#### [What the exercise asks]
Write out each entry again. Keep every word exactly as it is.
================================
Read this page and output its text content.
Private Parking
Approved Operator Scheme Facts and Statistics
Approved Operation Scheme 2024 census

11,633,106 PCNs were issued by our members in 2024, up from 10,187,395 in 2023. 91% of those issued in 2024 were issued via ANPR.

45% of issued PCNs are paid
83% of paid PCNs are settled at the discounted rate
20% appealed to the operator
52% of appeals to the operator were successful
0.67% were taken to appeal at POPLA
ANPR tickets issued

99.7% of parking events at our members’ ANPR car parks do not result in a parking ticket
================================
#### [Output below]
Read this page and output its text content.
Private Parking
Approved Operator Scheme Facts and Statistics
Approved Operation Scheme 2024 census

11,633,106 PCNs were issued by our members in 2024, up from 10,187,395 in 2023. 91% of those issued in 2024 were issued via ANPR.

45% of issued PCNs are paid
83% of paid PCNs are settled at the discounted rate
20% appealed to the operator
52% of appeals to the operator were successful
0.67% were taken to appeal at POPLA
ANPR tickets issued

99.7% of parking events at our members’ ANPR car parks do not result in a parking ticket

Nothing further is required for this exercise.